▸ Objective: Look through the data below and count each line where the word "xlabel" appears. Reply with the count alone.

▸ Data for the task:
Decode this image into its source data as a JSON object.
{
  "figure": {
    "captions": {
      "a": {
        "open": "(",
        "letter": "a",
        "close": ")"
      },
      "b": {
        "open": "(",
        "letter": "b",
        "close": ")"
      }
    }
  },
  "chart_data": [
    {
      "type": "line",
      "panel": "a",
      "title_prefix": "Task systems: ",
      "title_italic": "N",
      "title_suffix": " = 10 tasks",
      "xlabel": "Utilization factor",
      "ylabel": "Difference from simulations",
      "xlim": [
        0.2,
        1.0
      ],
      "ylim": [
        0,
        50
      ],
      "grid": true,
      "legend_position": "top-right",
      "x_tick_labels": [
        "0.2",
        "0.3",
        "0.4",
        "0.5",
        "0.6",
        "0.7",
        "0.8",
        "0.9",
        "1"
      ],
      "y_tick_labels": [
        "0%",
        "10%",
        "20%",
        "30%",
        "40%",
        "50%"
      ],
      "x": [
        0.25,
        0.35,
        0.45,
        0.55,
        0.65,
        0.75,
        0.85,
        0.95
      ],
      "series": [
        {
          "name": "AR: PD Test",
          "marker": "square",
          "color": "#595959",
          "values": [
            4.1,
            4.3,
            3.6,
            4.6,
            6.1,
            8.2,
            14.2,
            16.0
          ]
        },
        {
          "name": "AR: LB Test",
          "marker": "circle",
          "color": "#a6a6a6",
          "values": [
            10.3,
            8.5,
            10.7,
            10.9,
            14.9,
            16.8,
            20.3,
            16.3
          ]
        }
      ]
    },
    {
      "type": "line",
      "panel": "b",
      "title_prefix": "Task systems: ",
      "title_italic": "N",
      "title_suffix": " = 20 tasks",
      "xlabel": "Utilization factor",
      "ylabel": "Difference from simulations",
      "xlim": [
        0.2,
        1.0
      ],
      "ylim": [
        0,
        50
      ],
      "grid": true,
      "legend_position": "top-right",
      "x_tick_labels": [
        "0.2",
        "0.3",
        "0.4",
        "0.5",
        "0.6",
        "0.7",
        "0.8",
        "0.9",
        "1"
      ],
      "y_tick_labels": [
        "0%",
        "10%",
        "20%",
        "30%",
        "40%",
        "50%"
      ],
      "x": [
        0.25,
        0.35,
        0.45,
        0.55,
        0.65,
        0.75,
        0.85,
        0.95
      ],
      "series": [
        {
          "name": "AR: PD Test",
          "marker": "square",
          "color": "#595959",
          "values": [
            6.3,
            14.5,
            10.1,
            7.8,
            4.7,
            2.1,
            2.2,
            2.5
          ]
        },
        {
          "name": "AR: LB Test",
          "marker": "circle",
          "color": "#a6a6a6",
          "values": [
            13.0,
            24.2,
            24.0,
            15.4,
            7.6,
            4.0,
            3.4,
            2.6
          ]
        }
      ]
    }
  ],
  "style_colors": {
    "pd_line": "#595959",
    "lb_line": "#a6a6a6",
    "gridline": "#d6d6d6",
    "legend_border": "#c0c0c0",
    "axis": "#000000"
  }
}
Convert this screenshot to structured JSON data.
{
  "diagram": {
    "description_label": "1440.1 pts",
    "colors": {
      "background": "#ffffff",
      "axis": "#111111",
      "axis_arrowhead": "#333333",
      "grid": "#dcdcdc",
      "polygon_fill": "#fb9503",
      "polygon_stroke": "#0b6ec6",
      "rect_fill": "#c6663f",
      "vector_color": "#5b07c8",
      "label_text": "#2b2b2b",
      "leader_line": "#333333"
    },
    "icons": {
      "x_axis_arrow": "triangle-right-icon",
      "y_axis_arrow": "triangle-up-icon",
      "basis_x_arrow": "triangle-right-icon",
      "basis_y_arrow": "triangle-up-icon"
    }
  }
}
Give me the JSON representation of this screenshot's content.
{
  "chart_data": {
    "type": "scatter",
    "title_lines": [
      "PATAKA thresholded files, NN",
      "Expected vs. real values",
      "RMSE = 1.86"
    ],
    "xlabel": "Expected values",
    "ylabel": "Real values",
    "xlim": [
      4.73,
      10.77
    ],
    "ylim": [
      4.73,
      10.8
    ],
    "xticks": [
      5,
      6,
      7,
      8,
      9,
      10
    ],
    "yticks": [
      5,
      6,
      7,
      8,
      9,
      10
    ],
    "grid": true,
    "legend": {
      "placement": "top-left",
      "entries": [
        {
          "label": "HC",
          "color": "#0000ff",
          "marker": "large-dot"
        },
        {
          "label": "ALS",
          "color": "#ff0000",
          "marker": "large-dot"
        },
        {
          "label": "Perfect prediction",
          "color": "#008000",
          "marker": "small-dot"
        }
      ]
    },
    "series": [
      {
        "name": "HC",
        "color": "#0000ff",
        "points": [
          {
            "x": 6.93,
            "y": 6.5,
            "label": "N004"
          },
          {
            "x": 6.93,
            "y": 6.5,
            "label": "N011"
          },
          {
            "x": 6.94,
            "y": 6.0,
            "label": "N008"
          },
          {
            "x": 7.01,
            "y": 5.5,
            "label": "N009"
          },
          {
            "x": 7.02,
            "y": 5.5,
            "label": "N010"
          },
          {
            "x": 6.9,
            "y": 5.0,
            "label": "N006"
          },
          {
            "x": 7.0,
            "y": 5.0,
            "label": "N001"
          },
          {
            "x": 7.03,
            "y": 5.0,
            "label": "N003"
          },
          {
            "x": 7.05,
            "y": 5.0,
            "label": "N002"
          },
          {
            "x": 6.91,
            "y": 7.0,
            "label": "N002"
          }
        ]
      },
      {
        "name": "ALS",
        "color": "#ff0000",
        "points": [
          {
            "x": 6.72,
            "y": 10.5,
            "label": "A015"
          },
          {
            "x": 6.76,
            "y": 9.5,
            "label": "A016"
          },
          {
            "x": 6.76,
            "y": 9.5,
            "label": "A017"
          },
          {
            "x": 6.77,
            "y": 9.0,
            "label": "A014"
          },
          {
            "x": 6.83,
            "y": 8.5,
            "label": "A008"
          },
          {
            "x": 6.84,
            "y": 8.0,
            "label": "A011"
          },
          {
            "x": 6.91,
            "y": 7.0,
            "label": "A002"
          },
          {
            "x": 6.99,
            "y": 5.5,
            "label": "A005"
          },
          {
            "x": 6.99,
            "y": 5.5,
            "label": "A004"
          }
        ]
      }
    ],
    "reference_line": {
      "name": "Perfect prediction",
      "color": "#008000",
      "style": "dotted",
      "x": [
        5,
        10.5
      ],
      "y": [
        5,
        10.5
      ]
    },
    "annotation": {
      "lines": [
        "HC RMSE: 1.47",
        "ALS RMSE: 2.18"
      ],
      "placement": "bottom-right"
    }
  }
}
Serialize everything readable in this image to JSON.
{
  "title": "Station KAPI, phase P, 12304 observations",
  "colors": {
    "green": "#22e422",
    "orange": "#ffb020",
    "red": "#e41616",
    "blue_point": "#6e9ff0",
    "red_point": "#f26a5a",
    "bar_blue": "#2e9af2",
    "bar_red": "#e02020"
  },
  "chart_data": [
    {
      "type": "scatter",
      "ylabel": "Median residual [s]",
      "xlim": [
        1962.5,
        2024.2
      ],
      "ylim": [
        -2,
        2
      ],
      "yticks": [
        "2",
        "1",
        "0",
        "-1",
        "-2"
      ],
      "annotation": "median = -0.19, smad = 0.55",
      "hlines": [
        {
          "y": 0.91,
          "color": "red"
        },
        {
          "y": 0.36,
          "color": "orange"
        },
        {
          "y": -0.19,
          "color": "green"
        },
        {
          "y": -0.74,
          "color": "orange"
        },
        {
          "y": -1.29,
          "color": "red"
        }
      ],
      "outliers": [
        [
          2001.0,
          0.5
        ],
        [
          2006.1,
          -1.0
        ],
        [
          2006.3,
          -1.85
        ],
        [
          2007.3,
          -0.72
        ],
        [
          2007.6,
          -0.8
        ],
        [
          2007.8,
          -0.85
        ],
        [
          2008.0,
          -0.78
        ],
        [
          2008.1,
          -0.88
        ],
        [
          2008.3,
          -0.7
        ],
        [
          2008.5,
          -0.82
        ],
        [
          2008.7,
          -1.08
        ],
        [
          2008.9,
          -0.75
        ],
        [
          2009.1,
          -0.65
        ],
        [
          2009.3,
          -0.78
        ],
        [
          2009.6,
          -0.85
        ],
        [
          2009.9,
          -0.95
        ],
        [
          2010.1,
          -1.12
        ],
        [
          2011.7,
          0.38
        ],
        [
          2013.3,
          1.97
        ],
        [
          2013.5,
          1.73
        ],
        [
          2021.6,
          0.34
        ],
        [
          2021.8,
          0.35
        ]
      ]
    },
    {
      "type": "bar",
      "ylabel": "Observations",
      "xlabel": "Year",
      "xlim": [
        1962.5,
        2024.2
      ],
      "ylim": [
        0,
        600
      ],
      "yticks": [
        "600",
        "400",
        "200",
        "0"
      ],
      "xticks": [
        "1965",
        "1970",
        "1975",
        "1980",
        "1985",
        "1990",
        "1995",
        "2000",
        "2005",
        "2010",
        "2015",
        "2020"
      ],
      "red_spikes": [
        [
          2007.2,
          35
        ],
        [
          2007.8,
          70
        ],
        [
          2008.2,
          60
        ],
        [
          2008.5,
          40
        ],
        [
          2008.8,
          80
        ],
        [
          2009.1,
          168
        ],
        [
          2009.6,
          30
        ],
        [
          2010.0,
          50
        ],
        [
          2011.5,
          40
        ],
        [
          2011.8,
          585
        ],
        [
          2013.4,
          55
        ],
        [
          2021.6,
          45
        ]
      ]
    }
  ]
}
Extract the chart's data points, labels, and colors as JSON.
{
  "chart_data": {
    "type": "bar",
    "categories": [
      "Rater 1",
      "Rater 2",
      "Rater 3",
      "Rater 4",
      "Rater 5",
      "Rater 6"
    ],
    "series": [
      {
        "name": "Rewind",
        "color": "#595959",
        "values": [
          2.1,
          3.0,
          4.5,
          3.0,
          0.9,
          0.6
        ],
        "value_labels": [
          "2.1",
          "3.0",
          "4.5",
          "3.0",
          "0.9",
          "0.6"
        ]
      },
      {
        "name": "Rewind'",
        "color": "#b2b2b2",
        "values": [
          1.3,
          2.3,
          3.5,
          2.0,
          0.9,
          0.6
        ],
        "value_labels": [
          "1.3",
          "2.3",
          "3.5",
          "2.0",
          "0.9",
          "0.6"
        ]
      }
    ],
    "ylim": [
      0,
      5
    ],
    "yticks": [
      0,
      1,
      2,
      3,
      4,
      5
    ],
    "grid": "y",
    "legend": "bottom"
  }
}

▸ Solution for this exercise: 4